▶ INFORMATION SHOWN
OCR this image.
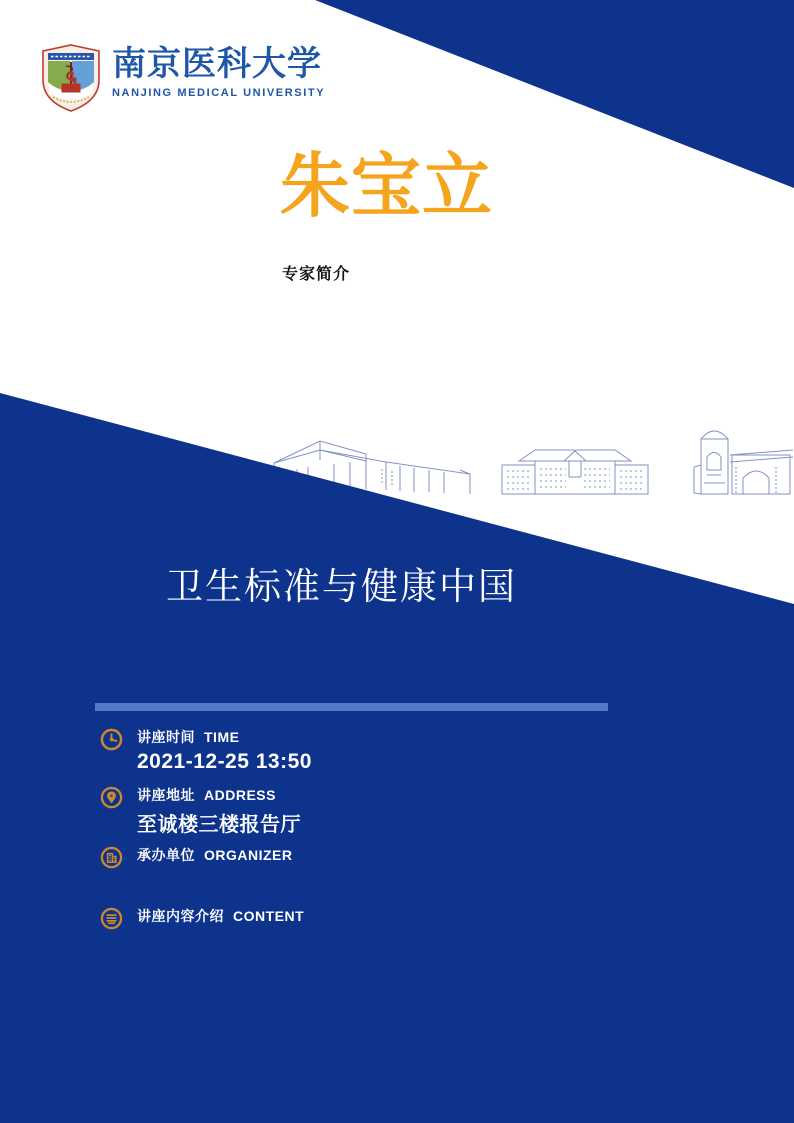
南京医科大学
NANJING MEDICAL UNIVERSITY
朱宝立
专家简介
卫生标准与健康中国
讲座时间 TIME
2021-12-25 13:50
讲座地址 ADDRESS
至诚楼三楼报告厅
承办单位 ORGANIZER
讲座内容介绍 CONTENT
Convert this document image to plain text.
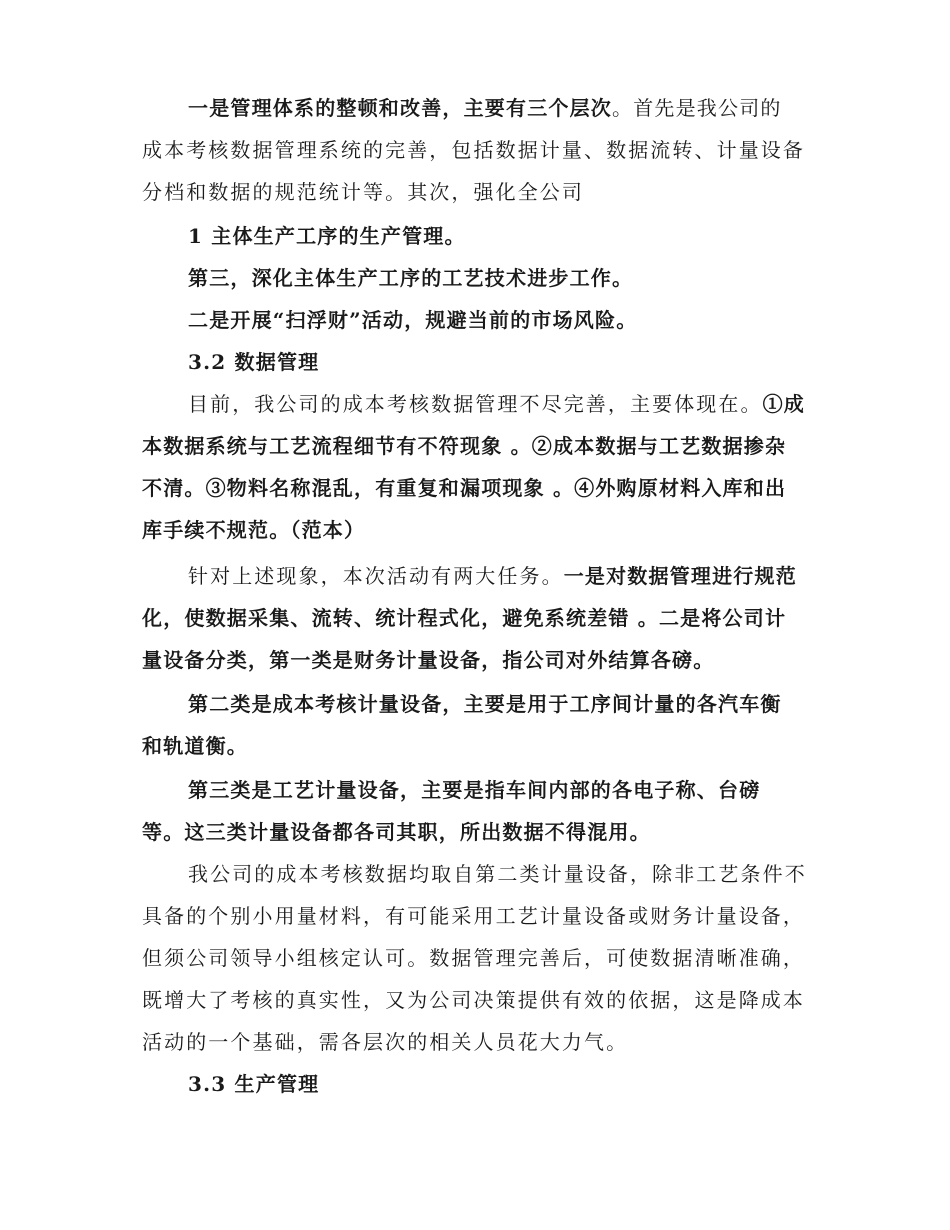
一是管理体系的整顿和改善，主要有三个层次。首先是我公司的
成本考核数据管理系统的完善，包括数据计量、数据流转、计量设备
分档和数据的规范统计等。其次，强化全公司
1 主体生产工序的生产管理。
第三，深化主体生产工序的工艺技术进步工作。
二是开展“扫浮财”活动，规避当前的市场风险。
3.2 数据管理
目前，我公司的成本考核数据管理不尽完善，主要体现在。①成
本数据系统与工艺流程细节有不符现象 。②成本数据与工艺数据掺杂
不清。③物料名称混乱，有重复和漏项现象 。④外购原材料入库和出
库手续不规范。（范本）
针对上述现象，本次活动有两大任务。一是对数据管理进行规范
化，使数据采集、流转、统计程式化，避免系统差错 。二是将公司计
量设备分类，第一类是财务计量设备，指公司对外结算各磅。
第二类是成本考核计量设备，主要是用于工序间计量的各汽车衡
和轨道衡。
第三类是工艺计量设备，主要是指车间内部的各电子称、台磅
等。这三类计量设备都各司其职，所出数据不得混用。
我公司的成本考核数据均取自第二类计量设备，除非工艺条件不
具备的个别小用量材料，有可能采用工艺计量设备或财务计量设备，
但须公司领导小组核定认可。数据管理完善后，可使数据清晰准确，
既增大了考核的真实性，又为公司决策提供有效的依据，这是降成本
活动的一个基础，需各层次的相关人员花大力气。
3.3 生产管理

▶ PROBLEM
Which lines include "this"? Copy each of them out.

▶ ANSWER TO THE EXERCISE
OCR this image.
Convert this document image to plain text.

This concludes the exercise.